Task description: Write out every single entry exactly.
Start
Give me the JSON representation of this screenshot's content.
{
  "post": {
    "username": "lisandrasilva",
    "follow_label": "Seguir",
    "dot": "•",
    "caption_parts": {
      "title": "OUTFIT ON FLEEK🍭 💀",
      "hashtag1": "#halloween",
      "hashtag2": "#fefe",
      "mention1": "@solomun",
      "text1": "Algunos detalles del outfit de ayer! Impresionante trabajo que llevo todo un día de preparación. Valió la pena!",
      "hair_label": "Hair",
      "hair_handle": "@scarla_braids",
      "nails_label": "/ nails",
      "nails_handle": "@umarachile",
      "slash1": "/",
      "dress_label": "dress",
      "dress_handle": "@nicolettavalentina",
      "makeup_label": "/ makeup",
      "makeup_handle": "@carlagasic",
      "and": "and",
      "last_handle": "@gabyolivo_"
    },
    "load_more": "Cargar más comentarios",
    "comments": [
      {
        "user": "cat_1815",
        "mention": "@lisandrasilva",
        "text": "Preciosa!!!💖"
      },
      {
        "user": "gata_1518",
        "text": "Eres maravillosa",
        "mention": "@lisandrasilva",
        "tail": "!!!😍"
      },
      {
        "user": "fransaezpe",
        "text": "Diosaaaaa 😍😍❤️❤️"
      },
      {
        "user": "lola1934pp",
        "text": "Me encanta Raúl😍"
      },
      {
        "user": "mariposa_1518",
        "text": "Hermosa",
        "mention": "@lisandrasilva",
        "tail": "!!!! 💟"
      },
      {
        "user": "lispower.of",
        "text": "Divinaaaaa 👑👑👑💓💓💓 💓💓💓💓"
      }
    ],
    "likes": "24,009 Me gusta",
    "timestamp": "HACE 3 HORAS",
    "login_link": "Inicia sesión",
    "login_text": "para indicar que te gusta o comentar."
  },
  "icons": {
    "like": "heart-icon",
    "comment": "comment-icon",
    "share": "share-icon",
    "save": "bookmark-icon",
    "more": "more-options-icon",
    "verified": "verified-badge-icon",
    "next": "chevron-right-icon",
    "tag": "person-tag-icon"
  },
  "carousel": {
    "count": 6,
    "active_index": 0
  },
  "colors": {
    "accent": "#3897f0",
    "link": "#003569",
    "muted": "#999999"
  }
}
End
Finished exercise:
Give me the JSON representation of this screenshot's content.
{
  "post": {
    "username": "lisandrasilva",
    "follow_label": "Seguir",
    "dot": "•",
    "caption_parts": {
      "title": "OUTFIT ON FLEEK🍭 💀",
      "hashtag1": "#halloween",
      "hashtag2": "#fefe",
      "mention1": "@solomun",
      "text1": "Algunos detalles del outfit de ayer! Impresionante trabajo que llevo todo un día de preparación. Valió la pena!",
      "hair_label": "Hair",
      "hair_handle": "@scarla_braids",
      "nails_label": "/ nails",
      "nails_handle": "@umarachile",
      "slash1": "/",
      "dress_label": "dress",
      "dress_handle": "@nicolettavalentina",
      "makeup_label": "/ makeup",
      "makeup_handle": "@carlagasic",
      "and": "and",
      "last_handle": "@gabyolivo_"
    },
    "load_more": "Cargar más comentarios",
    "comments": [
      {
        "user": "cat_1815",
        "mention": "@lisandrasilva",
        "text": "Preciosa!!!💖"
      },
      {
        "user": "gata_1518",
        "text": "Eres maravillosa",
        "mention": "@lisandrasilva",
        "tail": "!!!😍"
      },
      {
        "user": "fransaezpe",
        "text": "Diosaaaaa 😍😍❤️❤️"
      },
      {
        "user": "lola1934pp",
        "text": "Me encanta Raúl😍"
      },
      {
        "user": "mariposa_1518",
        "text": "Hermosa",
        "mention": "@lisandrasilva",
        "tail": "!!!! 💟"
      },
      {
        "user": "lispower.of",
        "text": "Divinaaaaa 👑👑👑💓💓💓 💓💓💓💓"
      }
    ],
    "likes": "24,009 Me gusta",
    "timestamp": "HACE 3 HORAS",
    "login_link": "Inicia sesión",
    "login_text": "para indicar que te gusta o comentar."
  },
  "icons": {
    "like": "heart-icon",
    "comment": "comment-icon",
    "share": "share-icon",
    "save": "bookmark-icon",
    "more": "more-options-icon",
    "verified": "verified-badge-icon",
    "next": "chevron-right-icon",
    "tag": "person-tag-icon"
  },
  "carousel": {
    "count": 6,
    "active_index": 0
  },
  "colors": {
    "accent": "#3897f0",
    "link": "#003569",
    "muted": "#999999"
  }
}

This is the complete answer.